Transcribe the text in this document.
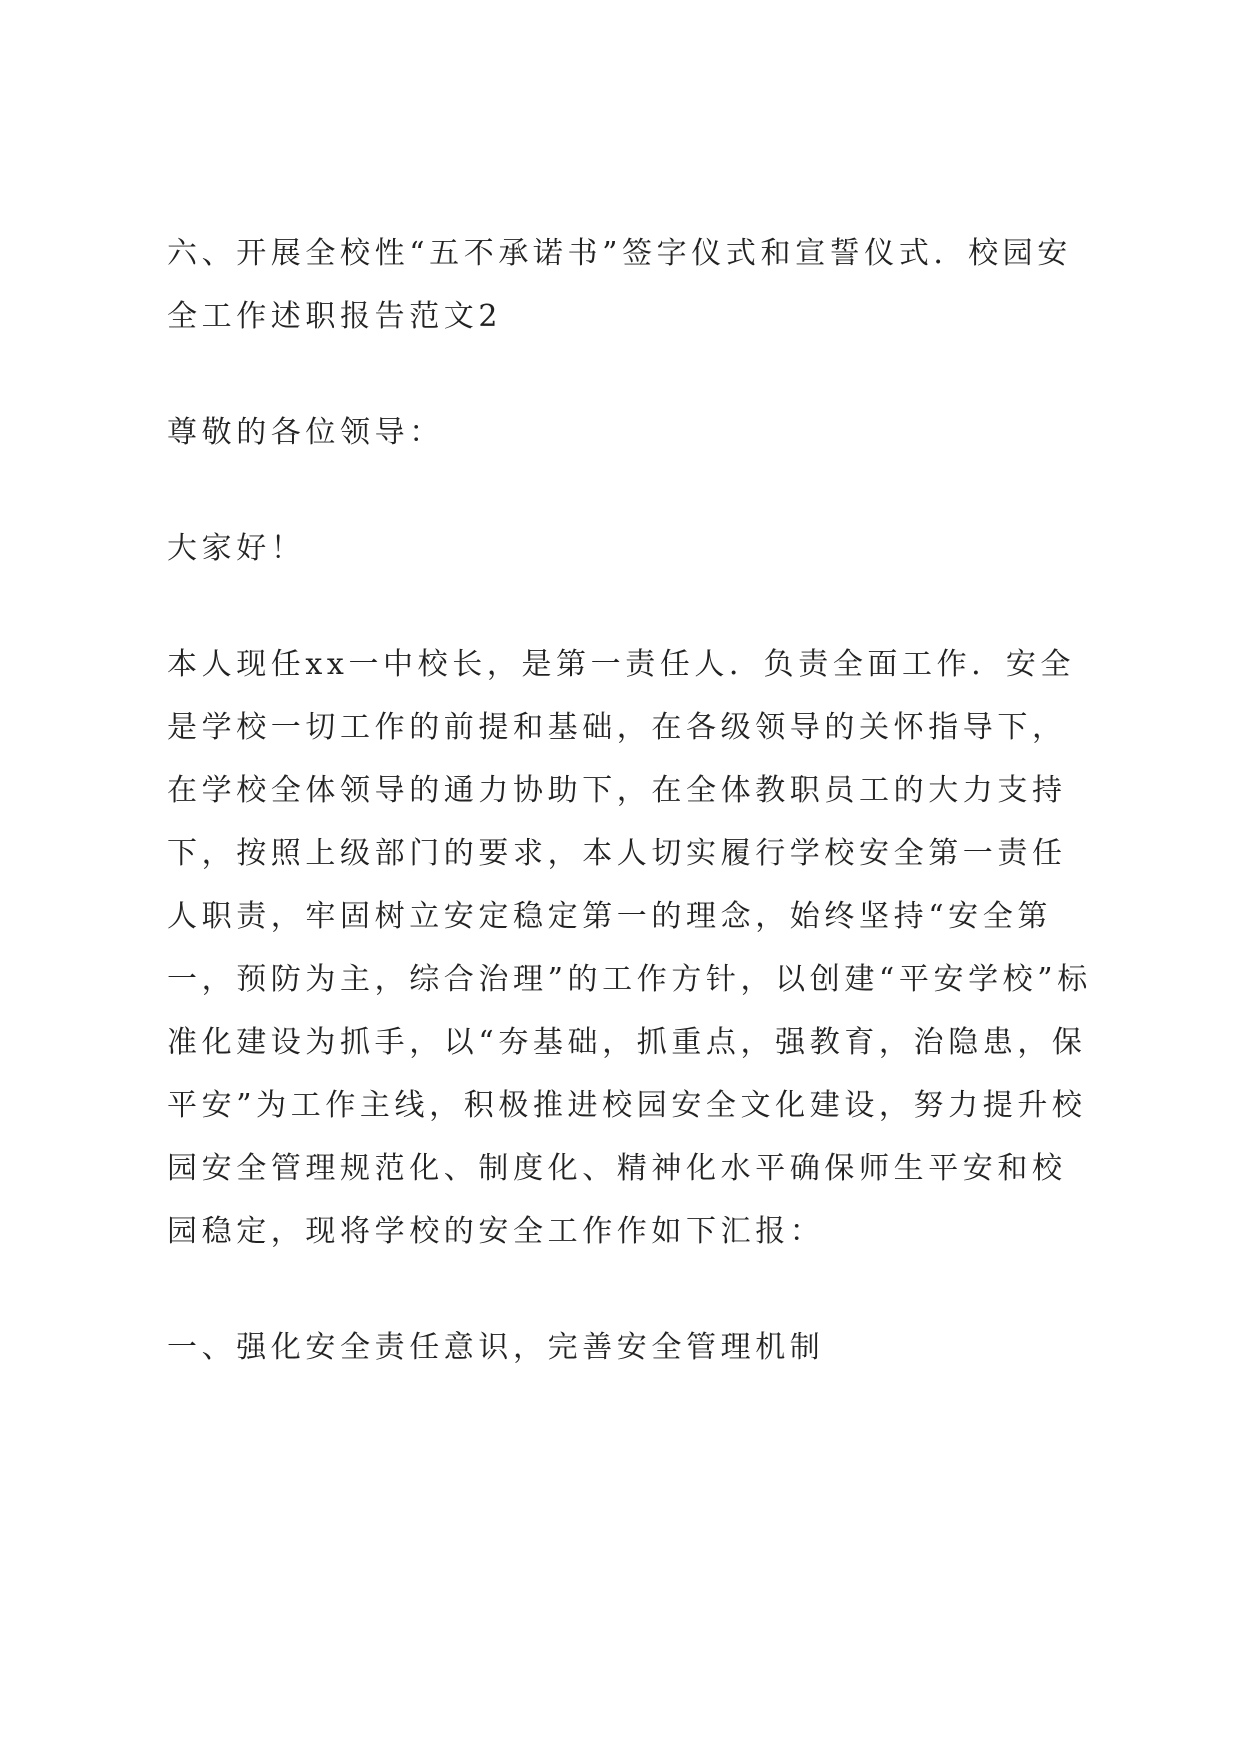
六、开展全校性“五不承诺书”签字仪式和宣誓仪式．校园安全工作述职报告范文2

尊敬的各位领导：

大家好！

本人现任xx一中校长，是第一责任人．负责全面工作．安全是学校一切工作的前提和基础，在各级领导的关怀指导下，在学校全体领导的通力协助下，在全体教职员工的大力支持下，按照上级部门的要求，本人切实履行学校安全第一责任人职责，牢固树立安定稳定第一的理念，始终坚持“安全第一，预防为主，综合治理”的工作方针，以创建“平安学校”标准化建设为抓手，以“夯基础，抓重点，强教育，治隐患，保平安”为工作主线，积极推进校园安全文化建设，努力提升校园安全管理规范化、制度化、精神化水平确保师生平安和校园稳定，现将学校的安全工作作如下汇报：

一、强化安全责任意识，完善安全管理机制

#####

Written exercise :: With the pictures left out, transcribe the material exactly.

Answer for the task ::
Transcribe the text in this document.
六、开展全校性“五不承诺书”签字仪式和宣誓仪式．校园安全工作述职报告范文2

尊敬的各位领导：

大家好！

本人现任xx一中校长，是第一责任人．负责全面工作．安全是学校一切工作的前提和基础，在各级领导的关怀指导下，在学校全体领导的通力协助下，在全体教职员工的大力支持下，按照上级部门的要求，本人切实履行学校安全第一责任人职责，牢固树立安定稳定第一的理念，始终坚持“安全第一，预防为主，综合治理”的工作方针，以创建“平安学校”标准化建设为抓手，以“夯基础，抓重点，强教育，治隐患，保平安”为工作主线，积极推进校园安全文化建设，努力提升校园安全管理规范化、制度化、精神化水平确保师生平安和校园稳定，现将学校的安全工作作如下汇报：

一、强化安全责任意识，完善安全管理机制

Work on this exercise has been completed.